In the records below, work out how many lines hold the word "billion". Report the number alone.
[begin LISTING]
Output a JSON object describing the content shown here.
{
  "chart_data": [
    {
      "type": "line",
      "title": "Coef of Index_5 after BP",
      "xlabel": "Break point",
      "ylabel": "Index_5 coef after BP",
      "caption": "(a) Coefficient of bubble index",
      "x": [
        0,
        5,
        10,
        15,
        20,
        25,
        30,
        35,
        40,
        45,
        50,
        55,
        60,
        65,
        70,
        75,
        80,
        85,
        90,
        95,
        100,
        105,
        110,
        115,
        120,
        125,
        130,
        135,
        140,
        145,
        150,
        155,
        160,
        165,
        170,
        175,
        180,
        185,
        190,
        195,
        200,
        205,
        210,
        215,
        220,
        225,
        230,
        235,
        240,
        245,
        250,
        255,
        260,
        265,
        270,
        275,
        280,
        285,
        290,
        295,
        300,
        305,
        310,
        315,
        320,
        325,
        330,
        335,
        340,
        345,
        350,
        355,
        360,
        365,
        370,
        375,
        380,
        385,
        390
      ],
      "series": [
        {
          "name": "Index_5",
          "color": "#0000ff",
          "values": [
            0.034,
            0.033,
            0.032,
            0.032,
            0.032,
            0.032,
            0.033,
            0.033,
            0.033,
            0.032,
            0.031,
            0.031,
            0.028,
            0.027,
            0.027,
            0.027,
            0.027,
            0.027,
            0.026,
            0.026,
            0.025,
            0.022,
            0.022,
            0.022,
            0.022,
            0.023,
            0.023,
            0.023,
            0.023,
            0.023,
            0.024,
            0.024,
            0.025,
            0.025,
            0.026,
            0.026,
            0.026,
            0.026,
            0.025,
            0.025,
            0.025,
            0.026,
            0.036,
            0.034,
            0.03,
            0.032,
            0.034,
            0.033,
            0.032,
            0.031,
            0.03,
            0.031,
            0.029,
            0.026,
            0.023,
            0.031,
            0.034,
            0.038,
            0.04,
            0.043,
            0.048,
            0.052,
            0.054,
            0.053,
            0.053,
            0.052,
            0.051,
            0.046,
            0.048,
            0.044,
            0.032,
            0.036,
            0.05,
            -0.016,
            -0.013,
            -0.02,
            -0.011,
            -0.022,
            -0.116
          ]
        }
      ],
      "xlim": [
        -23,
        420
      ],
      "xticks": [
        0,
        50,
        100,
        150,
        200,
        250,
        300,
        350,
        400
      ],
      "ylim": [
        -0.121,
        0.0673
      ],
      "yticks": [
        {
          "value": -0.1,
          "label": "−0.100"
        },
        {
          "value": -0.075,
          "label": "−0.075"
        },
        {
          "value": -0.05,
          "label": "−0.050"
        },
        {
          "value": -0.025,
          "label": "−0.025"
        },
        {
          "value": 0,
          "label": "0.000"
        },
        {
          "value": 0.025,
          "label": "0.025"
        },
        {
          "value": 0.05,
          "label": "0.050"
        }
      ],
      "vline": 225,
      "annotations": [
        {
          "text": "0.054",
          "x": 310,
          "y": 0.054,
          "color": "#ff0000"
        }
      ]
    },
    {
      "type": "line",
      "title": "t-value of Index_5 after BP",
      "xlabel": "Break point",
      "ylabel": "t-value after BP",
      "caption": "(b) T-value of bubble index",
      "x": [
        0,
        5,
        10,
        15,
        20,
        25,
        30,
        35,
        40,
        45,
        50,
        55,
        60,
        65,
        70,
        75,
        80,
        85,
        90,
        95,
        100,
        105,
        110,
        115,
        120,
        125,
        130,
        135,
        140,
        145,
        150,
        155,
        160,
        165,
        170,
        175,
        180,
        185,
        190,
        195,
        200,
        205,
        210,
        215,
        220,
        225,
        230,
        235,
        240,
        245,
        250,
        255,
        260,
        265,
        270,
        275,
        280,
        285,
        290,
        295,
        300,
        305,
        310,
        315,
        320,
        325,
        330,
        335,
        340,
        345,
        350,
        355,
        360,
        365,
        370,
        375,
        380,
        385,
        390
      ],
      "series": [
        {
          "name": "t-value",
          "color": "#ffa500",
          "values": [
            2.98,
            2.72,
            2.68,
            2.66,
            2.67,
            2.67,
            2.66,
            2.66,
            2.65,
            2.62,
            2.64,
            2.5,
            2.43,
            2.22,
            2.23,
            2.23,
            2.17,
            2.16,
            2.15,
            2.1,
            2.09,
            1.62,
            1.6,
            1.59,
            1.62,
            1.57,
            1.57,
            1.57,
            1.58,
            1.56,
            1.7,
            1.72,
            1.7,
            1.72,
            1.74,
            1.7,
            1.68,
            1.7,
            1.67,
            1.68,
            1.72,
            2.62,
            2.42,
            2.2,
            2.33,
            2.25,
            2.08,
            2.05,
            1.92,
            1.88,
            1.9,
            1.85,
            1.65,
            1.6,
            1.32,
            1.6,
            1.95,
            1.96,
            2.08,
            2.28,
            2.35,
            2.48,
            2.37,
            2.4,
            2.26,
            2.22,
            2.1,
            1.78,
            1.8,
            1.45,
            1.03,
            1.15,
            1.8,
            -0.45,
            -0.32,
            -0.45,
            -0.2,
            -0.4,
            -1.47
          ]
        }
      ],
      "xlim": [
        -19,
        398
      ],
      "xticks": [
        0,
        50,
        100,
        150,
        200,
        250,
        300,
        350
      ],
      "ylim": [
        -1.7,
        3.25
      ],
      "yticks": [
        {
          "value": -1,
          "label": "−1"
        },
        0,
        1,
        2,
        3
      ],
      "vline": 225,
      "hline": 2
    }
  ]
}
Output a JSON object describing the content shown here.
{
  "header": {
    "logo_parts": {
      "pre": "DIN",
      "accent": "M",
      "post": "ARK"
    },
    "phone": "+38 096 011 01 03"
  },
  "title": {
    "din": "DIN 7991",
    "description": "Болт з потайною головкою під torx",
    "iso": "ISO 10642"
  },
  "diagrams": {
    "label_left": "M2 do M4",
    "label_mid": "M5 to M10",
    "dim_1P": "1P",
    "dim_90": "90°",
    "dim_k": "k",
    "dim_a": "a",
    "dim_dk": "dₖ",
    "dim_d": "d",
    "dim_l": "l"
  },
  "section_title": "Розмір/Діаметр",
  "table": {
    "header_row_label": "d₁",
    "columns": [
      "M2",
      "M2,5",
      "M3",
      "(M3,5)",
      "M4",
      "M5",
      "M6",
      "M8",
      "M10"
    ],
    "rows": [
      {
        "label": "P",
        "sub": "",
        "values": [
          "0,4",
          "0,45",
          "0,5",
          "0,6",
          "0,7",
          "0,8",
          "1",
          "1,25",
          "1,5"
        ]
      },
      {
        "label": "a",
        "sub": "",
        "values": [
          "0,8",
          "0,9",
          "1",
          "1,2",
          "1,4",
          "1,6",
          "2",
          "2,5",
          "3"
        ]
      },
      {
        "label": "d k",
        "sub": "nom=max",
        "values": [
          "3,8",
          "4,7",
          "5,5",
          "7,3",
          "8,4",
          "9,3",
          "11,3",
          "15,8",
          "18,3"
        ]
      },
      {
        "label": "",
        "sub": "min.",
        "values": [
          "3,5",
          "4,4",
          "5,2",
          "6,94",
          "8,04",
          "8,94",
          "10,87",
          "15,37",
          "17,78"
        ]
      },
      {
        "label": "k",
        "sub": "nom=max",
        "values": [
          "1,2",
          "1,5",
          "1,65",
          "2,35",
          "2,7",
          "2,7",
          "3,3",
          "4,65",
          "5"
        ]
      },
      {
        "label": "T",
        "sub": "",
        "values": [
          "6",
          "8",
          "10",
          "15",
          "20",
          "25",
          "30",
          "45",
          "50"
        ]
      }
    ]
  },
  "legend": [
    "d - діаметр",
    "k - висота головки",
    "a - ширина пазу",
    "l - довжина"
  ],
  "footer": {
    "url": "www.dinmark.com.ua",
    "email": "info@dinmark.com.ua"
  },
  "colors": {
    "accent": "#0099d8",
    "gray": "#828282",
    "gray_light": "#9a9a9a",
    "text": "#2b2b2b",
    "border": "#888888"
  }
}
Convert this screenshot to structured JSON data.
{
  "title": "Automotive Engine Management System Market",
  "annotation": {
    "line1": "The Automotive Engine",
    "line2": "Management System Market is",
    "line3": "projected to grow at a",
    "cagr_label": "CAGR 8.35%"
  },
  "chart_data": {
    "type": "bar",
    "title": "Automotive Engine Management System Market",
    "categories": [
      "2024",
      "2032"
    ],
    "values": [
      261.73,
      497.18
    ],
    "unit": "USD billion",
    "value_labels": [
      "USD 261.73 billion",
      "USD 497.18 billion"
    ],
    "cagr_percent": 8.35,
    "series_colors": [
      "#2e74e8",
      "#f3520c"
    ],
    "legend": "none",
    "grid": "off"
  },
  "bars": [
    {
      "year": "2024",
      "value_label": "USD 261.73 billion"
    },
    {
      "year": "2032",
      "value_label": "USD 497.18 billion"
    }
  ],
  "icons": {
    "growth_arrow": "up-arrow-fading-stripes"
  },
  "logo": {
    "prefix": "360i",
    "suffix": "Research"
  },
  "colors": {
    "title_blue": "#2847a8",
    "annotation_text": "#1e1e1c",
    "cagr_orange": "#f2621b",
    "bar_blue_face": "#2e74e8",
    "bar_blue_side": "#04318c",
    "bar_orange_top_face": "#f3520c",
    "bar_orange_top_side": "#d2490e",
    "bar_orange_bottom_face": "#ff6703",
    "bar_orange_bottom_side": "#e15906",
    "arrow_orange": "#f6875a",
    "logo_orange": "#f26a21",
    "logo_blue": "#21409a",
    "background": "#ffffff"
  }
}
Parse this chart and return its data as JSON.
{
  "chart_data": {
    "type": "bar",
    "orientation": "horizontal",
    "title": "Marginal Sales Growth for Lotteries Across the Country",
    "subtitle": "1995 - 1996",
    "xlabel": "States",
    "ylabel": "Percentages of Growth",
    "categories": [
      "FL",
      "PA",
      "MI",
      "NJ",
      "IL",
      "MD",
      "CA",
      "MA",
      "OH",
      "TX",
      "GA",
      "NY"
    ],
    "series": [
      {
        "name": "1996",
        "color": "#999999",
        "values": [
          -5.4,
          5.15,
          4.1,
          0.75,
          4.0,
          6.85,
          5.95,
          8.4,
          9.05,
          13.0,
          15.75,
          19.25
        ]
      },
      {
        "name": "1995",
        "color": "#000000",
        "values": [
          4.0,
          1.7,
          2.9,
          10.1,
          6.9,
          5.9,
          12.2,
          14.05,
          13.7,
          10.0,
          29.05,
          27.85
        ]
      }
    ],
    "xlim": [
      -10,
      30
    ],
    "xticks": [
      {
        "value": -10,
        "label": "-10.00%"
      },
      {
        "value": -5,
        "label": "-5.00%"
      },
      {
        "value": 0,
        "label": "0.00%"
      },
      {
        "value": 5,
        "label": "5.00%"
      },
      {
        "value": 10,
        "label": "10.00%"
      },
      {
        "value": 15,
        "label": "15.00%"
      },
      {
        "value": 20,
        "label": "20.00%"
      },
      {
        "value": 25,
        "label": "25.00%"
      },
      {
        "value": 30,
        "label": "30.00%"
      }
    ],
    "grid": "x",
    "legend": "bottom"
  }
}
[end LISTING]
COMPLETE RESPONSE: 5